> Challenge:
Leave out the images and repeat the listing below without a single change.

(Extracts from a graphics dataset)
— START —
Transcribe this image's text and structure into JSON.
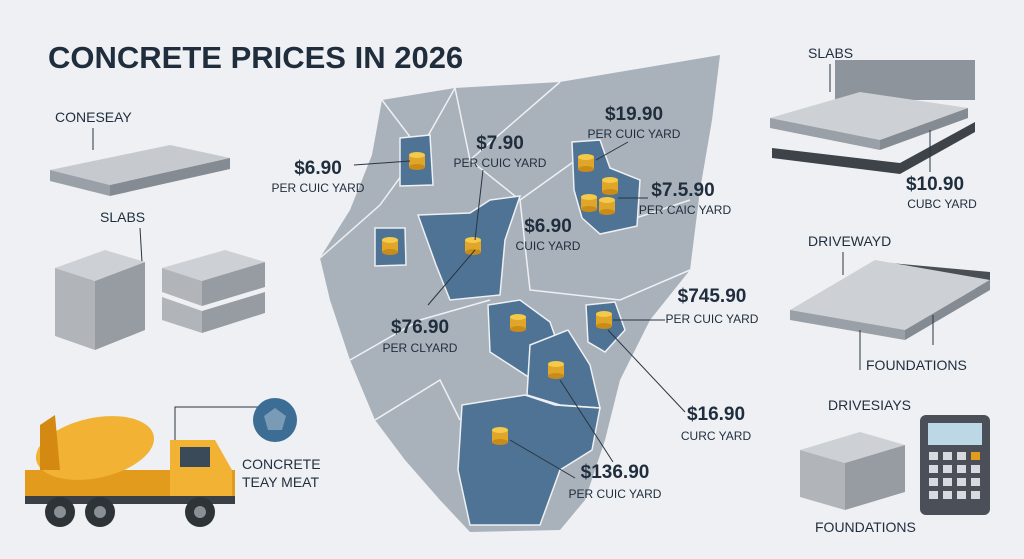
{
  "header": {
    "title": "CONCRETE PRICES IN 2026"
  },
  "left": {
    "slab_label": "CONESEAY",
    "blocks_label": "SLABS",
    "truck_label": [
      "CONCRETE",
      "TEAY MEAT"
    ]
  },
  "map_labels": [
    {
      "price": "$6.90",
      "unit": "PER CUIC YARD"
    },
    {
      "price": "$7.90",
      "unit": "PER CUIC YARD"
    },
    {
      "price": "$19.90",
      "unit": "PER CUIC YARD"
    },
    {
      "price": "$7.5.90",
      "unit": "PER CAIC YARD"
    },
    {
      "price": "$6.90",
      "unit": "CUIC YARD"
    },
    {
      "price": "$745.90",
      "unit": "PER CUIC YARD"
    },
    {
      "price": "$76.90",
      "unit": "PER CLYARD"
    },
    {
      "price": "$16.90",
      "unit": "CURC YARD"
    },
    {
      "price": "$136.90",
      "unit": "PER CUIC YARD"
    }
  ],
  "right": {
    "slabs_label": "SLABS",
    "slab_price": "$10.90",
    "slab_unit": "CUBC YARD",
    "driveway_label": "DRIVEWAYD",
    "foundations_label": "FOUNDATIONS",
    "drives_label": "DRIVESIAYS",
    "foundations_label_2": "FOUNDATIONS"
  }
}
— END —
> Response to this task:
Transcribe this image's text and structure into JSON.
{
  "header": {
    "title": "CONCRETE PRICES IN 2026"
  },
  "left": {
    "slab_label": "CONESEAY",
    "blocks_label": "SLABS",
    "truck_label": [
      "CONCRETE",
      "TEAY MEAT"
    ]
  },
  "map_labels": [
    {
      "price": "$6.90",
      "unit": "PER CUIC YARD"
    },
    {
      "price": "$7.90",
      "unit": "PER CUIC YARD"
    },
    {
      "price": "$19.90",
      "unit": "PER CUIC YARD"
    },
    {
      "price": "$7.5.90",
      "unit": "PER CAIC YARD"
    },
    {
      "price": "$6.90",
      "unit": "CUIC YARD"
    },
    {
      "price": "$745.90",
      "unit": "PER CUIC YARD"
    },
    {
      "price": "$76.90",
      "unit": "PER CLYARD"
    },
    {
      "price": "$16.90",
      "unit": "CURC YARD"
    },
    {
      "price": "$136.90",
      "unit": "PER CUIC YARD"
    }
  ],
  "right": {
    "slabs_label": "SLABS",
    "slab_price": "$10.90",
    "slab_unit": "CUBC YARD",
    "driveway_label": "DRIVEWAYD",
    "foundations_label": "FOUNDATIONS",
    "drives_label": "DRIVESIAYS",
    "foundations_label_2": "FOUNDATIONS"
  }
}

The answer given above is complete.